> 課題の指示:
1. 電子お薬手帳の記事に名前が出てくる組織・機関を、登場順にすべて挙げてください。
2. 電子お薬手帳の記事を、最後の文の後から書き継いでください。

=== 本文 ===

不安は市民とメディアの過剰反応である気がしないでもない。けれど、企業からは、明確かつ一律の基準のない匿名加工に消極的といった声が聞こえてくる。「超スマート社会(Society5.0)」(引用、文部科学省ウェブ)の原動力たる産業界がそんな調子では、画餅どころかまたしても黒船プラットフォームに根こそぎ持って行かれる恐れが大だ――。と思っていたら、個人情報保護に最も敏感なライフサイエンス/ヘルスケア分野から、ベストプラクティス(最良な方式、先駆的方法)が届いた。
ソニー株式会社は、電子お薬手帳を基盤とした医療情報連携システム「harumo(ハルモ)」において、「医薬品に関する緊急安全性情報・安全性速報」に関する患者向け情報の無償配信サービスを今月より開始する。
厚生労働省より上記速報が発信された際に、対象となる薬が調剤された患者のみを抽出し、当該患者のスマートフォンに対して、独立行政法人 医薬品医療機器総合機構(PMDA)のウェブサイトに掲載された患者向けの該当情報を通知し、注意喚起を促すことを目的とする。このサービスは、一般社団法人 くすりの適正使用協議会「RAD-AR」の協力のもと、参画を希望する製薬企業47社(5月29日現在)の情報を配信するものだという。

=== 課題データ ===

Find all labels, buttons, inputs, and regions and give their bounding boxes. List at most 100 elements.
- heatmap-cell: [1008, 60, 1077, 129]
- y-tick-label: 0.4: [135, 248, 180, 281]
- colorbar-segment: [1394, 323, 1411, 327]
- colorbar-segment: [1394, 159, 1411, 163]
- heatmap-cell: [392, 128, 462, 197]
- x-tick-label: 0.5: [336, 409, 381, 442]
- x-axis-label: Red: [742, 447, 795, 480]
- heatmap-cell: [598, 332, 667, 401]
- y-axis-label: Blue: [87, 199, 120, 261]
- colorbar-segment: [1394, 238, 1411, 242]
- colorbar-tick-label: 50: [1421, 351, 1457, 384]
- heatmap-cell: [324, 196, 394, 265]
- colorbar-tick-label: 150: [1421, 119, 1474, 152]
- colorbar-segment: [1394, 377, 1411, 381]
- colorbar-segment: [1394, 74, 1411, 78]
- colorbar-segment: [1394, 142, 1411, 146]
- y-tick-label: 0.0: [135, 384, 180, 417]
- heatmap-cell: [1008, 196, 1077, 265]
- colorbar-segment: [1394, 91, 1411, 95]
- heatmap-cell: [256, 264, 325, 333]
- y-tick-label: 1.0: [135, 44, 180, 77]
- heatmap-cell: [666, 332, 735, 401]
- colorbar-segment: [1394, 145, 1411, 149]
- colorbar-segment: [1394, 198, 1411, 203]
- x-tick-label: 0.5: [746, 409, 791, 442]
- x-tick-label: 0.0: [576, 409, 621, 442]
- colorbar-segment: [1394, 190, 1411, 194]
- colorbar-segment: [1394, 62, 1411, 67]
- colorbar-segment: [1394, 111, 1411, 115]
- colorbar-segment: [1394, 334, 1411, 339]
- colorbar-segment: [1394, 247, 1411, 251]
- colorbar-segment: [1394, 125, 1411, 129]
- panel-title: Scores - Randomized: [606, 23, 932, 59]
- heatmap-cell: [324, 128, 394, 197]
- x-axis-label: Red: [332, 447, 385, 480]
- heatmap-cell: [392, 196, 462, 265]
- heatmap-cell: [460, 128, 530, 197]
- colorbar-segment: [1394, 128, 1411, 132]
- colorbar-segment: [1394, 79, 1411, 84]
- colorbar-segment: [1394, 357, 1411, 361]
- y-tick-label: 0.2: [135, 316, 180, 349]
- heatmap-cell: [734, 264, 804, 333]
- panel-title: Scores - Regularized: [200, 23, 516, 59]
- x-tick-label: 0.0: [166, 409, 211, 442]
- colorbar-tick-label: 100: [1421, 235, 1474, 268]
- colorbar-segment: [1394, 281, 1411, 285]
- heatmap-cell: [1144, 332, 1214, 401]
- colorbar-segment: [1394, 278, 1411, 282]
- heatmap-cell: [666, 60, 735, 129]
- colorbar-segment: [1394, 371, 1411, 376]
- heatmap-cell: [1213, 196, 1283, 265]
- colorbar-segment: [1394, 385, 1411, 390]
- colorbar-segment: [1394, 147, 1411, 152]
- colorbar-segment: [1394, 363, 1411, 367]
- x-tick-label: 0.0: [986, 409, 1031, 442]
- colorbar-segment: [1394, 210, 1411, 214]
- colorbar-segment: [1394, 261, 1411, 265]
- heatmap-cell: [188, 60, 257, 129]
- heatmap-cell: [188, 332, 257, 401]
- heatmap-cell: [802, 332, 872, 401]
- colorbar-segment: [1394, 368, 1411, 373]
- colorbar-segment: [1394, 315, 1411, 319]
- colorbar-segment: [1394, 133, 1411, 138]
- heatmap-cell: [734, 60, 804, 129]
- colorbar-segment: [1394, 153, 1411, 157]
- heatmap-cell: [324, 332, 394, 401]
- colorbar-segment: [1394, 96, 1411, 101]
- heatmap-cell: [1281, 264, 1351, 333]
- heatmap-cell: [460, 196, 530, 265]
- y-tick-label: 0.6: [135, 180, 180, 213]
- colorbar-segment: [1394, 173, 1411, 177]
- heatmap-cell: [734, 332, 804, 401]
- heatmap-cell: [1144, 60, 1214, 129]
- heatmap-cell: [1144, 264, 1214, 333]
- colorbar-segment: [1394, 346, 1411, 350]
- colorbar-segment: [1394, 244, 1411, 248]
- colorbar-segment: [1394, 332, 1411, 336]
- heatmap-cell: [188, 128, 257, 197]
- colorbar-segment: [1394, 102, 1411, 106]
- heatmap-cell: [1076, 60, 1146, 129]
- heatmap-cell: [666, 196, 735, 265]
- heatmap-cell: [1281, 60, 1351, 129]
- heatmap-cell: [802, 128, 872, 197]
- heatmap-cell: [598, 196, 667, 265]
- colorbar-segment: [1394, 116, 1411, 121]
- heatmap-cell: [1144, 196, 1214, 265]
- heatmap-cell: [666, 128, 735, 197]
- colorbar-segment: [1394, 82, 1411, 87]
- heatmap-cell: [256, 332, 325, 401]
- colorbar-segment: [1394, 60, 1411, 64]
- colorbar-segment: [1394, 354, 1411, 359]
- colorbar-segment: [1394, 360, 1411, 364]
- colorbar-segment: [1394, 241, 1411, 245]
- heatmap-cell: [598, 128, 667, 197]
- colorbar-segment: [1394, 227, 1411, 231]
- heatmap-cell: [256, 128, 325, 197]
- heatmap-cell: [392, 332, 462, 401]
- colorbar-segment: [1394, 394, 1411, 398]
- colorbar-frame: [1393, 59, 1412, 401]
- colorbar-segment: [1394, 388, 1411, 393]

===

> 課題の解答:
1. 文部科学省、ソニー株式会社、厚生労働省、独立行政法人 医薬品医療機器総合機構(PMDA)、一般社団法人 くすりの適正使用協議会「RAD-AR」

2.
harmoはソニー独自開発の情報分離技術を基礎とする、個人情報に配慮したクラウドシステムによりサービスを運営していて、患者氏名などの個人情報は専用のICカードやスマホアプリに、また調剤された薬剤情報などのデータはクラウドサーバーに、各々暗号化のうえ、分離して保存している。
そして、配信サービスは、個人情報を含まないクラウド上の情報から特定の条件を満たす利用者を抽出。利用者に直接情報の通知を行うものであり、情報通知者もソニーも、患者の名前や電話番号、メールアドレスなどの情報を取得することなく配信運用できることが大きな特長である。
今回発表のサービスにより、患者は自身が服用している薬に関する情報をタイムリーかつ正確に把握することができ、医療機関・薬局等に相談をする等の対応が迅速に取れるようになるとのことだ。